> _Set problem_
Reproduce the listing below without any change.

> _Record excerpts_
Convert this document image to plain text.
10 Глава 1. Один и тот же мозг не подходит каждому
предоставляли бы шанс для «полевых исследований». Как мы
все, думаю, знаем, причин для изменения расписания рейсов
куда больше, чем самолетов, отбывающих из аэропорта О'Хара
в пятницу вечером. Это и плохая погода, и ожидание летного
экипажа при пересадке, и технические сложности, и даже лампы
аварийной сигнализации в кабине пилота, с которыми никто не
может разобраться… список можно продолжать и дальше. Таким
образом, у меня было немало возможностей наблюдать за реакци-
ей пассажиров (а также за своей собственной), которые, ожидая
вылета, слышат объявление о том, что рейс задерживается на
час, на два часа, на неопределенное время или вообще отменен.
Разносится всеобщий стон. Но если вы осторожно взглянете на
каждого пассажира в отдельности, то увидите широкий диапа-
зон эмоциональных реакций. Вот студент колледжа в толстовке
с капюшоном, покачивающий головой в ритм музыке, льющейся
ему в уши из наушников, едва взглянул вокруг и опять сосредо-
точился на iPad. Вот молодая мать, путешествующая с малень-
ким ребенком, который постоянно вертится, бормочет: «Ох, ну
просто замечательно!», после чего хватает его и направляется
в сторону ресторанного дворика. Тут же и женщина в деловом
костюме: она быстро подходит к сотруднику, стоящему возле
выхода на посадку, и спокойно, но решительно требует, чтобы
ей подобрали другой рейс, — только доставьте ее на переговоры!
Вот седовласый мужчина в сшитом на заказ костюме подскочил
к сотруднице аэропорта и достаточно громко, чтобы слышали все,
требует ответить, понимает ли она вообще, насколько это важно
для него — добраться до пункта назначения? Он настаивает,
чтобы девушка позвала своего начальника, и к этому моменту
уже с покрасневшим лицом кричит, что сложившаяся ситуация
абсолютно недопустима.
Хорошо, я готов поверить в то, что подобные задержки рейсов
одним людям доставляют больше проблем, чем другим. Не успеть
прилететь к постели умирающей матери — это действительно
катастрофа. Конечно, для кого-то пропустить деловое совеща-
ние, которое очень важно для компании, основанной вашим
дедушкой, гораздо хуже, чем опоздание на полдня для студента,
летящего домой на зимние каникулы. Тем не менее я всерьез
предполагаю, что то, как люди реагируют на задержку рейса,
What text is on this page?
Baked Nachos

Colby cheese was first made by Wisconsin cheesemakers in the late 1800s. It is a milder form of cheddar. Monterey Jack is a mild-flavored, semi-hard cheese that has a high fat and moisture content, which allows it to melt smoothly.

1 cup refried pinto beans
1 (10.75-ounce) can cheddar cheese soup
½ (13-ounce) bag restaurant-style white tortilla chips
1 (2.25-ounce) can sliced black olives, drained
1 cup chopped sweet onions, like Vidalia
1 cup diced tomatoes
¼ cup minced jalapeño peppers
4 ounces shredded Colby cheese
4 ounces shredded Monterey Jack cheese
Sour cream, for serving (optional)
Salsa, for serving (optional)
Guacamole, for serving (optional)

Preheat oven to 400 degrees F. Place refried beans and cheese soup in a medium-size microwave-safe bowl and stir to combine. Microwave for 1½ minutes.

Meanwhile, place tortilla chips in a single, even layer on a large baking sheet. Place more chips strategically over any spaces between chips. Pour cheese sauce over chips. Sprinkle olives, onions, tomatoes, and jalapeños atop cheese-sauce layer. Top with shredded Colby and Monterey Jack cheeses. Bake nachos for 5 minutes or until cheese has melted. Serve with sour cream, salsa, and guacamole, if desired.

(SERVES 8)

> _Complete response_
Convert this document image to plain text.
10 Глава 1. Один и тот же мозг не подходит каждому
предоставляли бы шанс для «полевых исследований». Как мы
все, думаю, знаем, причин для изменения расписания рейсов
куда больше, чем самолетов, отбывающих из аэропорта О'Хара
в пятницу вечером. Это и плохая погода, и ожидание летного
экипажа при пересадке, и технические сложности, и даже лампы
аварийной сигнализации в кабине пилота, с которыми никто не
может разобраться… список можно продолжать и дальше. Таким
образом, у меня было немало возможностей наблюдать за реакци-
ей пассажиров (а также за своей собственной), которые, ожидая
вылета, слышат объявление о том, что рейс задерживается на
час, на два часа, на неопределенное время или вообще отменен.
Разносится всеобщий стон. Но если вы осторожно взглянете на
каждого пассажира в отдельности, то увидите широкий диапа-
зон эмоциональных реакций. Вот студент колледжа в толстовке
с капюшоном, покачивающий головой в ритм музыке, льющейся
ему в уши из наушников, едва взглянул вокруг и опять сосредо-
точился на iPad. Вот молодая мать, путешествующая с малень-
ким ребенком, который постоянно вертится, бормочет: «Ох, ну
просто замечательно!», после чего хватает его и направляется
в сторону ресторанного дворика. Тут же и женщина в деловом
костюме: она быстро подходит к сотруднику, стоящему возле
выхода на посадку, и спокойно, но решительно требует, чтобы
ей подобрали другой рейс, — только доставьте ее на переговоры!
Вот седовласый мужчина в сшитом на заказ костюме подскочил
к сотруднице аэропорта и достаточно громко, чтобы слышали все,
требует ответить, понимает ли она вообще, насколько это важно
для него — добраться до пункта назначения? Он настаивает,
чтобы девушка позвала своего начальника, и к этому моменту
уже с покрасневшим лицом кричит, что сложившаяся ситуация
абсолютно недопустима.
Хорошо, я готов поверить в то, что подобные задержки рейсов
одним людям доставляют больше проблем, чем другим. Не успеть
прилететь к постели умирающей матери — это действительно
катастрофа. Конечно, для кого-то пропустить деловое совеща-
ние, которое очень важно для компании, основанной вашим
дедушкой, гораздо хуже, чем опоздание на полдня для студента,
летящего домой на зимние каникулы. Тем не менее я всерьез
предполагаю, что то, как люди реагируют на задержку рейса,
What text is on this page?
Baked Nachos

Colby cheese was first made by Wisconsin cheesemakers in the late 1800s. It is a milder form of cheddar. Monterey Jack is a mild-flavored, semi-hard cheese that has a high fat and moisture content, which allows it to melt smoothly.

1 cup refried pinto beans
1 (10.75-ounce) can cheddar cheese soup
½ (13-ounce) bag restaurant-style white tortilla chips
1 (2.25-ounce) can sliced black olives, drained
1 cup chopped sweet onions, like Vidalia
1 cup diced tomatoes
¼ cup minced jalapeño peppers
4 ounces shredded Colby cheese
4 ounces shredded Monterey Jack cheese
Sour cream, for serving (optional)
Salsa, for serving (optional)
Guacamole, for serving (optional)

Preheat oven to 400 degrees F. Place refried beans and cheese soup in a medium-size microwave-safe bowl and stir to combine. Microwave for 1½ minutes.

Meanwhile, place tortilla chips in a single, even layer on a large baking sheet. Place more chips strategically over any spaces between chips. Pour cheese sauce over chips. Sprinkle olives, onions, tomatoes, and jalapeños atop cheese-sauce layer. Top with shredded Colby and Monterey Jack cheeses. Bake nachos for 5 minutes or until cheese has melted. Serve with sour cream, salsa, and guacamole, if desired.

(SERVES 8)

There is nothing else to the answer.